**SUPPLIED PASSAGE:**
----------------

Where Wayland May First Appear In Use By A Distro

Written by Michael Larabel in Wayland on 16 September 2010 at 02:27 AM EDT. 4 Comments
WAYLAND
Yesterday there was a gathering for a few hours among X.Org developers for those who arrived early into Toulouse. There were a number of topics discussed over those few hours while drinking Paulaner (though unfortunately, no interviews were yet recorded), including Wayland with Kristian Høgsberg.

Kristian mentioned the recent milestones like being able to run Wayland from mainline components (kernel, Mesa, etc), the GTK3 support for Wayland being in rather good shape, the Qt tool-kit support for Wayland continuing to move along, his recent Wayland work, etc. A few interesting bits of information though was shared, perhaps most interestingly though was where Wayland will likely be deployed first.

It turns out that Wayland may end up finding itself deployed within MeeGo Touch. In fact, it sounds like there is already a prototype of MeeGo Touch + Wayland done by Kristian at Intel. Though this isn't to be confused with the MeeGo netbook edition or even Nokia's version of MeeGo Touch for their hand-held devices as they have the decision of using Wayland or continuing to run an X.Org Server.

----------------

(Image region annotations)
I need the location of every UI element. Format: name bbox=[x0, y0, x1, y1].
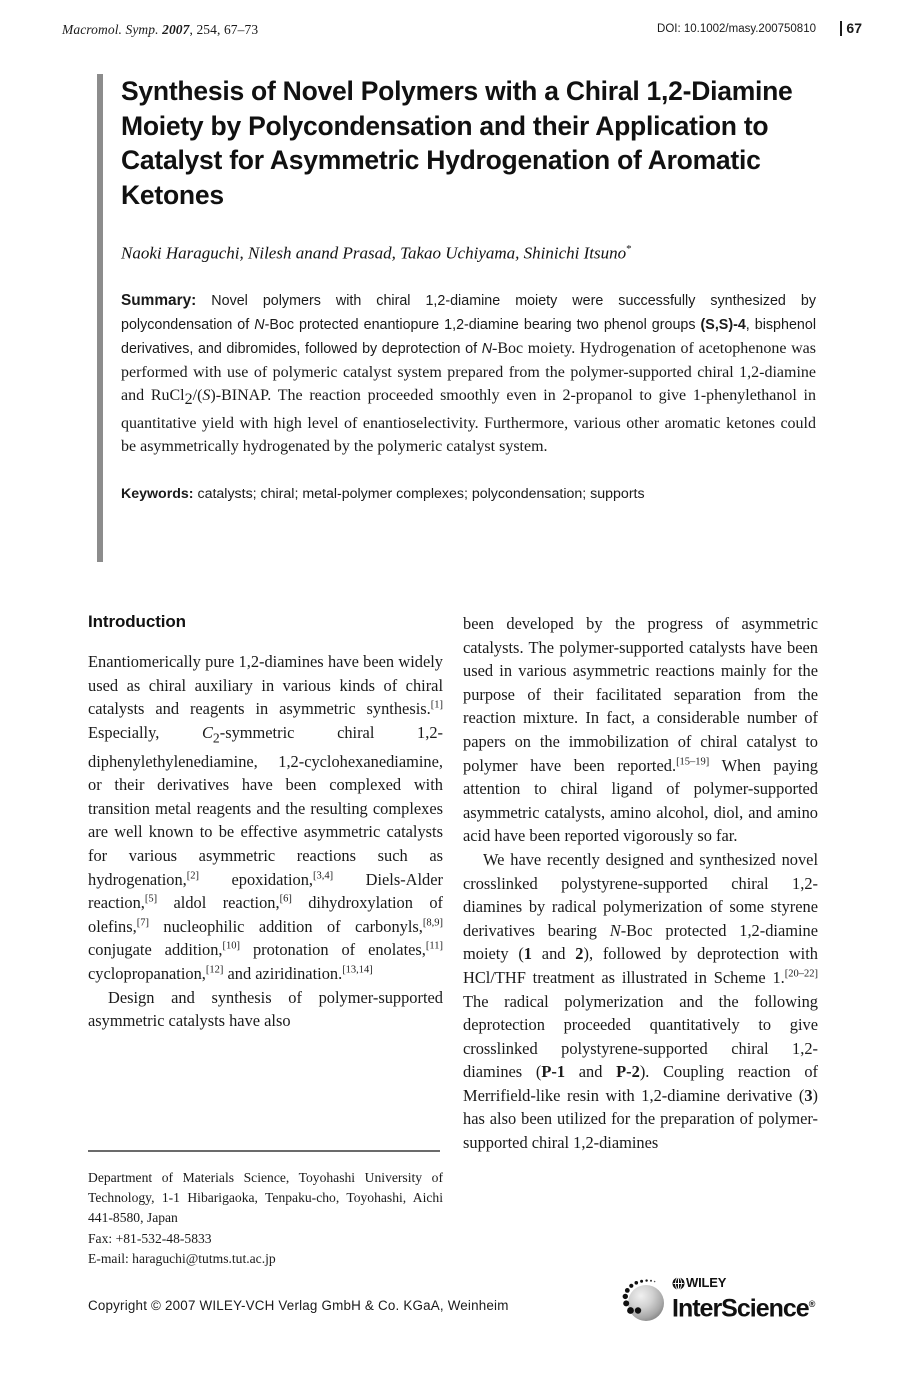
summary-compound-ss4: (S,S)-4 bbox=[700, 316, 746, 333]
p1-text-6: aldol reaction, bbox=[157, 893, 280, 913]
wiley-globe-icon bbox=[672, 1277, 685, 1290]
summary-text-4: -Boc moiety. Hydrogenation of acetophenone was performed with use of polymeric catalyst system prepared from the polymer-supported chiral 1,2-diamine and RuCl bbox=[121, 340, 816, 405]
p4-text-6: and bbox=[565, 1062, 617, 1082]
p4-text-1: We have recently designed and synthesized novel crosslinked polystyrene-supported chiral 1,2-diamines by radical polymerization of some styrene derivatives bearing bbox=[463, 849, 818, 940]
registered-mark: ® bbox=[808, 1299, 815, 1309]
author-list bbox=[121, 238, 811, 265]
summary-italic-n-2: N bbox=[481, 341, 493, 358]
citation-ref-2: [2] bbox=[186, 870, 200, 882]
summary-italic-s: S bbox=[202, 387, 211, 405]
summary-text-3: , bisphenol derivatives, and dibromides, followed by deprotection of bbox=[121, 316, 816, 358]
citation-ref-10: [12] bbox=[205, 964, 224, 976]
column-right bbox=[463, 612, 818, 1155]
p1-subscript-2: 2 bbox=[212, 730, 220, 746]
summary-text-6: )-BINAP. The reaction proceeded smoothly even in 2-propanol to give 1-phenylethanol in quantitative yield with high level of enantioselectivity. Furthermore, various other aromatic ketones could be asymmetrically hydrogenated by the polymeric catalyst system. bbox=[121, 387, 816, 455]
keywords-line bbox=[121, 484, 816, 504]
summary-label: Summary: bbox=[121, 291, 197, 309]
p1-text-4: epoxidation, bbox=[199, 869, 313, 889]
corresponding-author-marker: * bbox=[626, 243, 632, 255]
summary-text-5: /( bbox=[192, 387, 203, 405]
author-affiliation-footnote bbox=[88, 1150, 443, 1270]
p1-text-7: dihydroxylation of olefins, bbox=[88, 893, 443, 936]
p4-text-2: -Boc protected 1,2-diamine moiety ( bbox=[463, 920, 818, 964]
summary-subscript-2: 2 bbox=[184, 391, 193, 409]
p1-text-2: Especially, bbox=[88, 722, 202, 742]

----------------

**WHAT IS NEEDED:**
Reproduce the article on Wayland's possible first deployment in full, word for word. The records play no part in what comes next and can be set aside.

**FINISHED EXERCISE:**
Where Wayland May First Appear In Use By A Distro

Written by Michael Larabel in Wayland on 16 September 2010 at 02:27 AM EDT. 4 Comments
WAYLAND
Yesterday there was a gathering for a few hours among X.Org developers for those who arrived early into Toulouse. There were a number of topics discussed over those few hours while drinking Paulaner (though unfortunately, no interviews were yet recorded), including Wayland with Kristian Høgsberg.

Kristian mentioned the recent milestones like being able to run Wayland from mainline components (kernel, Mesa, etc), the GTK3 support for Wayland being in rather good shape, the Qt tool-kit support for Wayland continuing to move along, his recent Wayland work, etc. A few interesting bits of information though was shared, perhaps most interestingly though was where Wayland will likely be deployed first.

It turns out that Wayland may end up finding itself deployed within MeeGo Touch. In fact, it sounds like there is already a prototype of MeeGo Touch + Wayland done by Kristian at Intel. Though this isn't to be confused with the MeeGo netbook edition or even Nokia's version of MeeGo Touch for their hand-held devices as they have the decision of using Wayland or continuing to run an X.Org Server.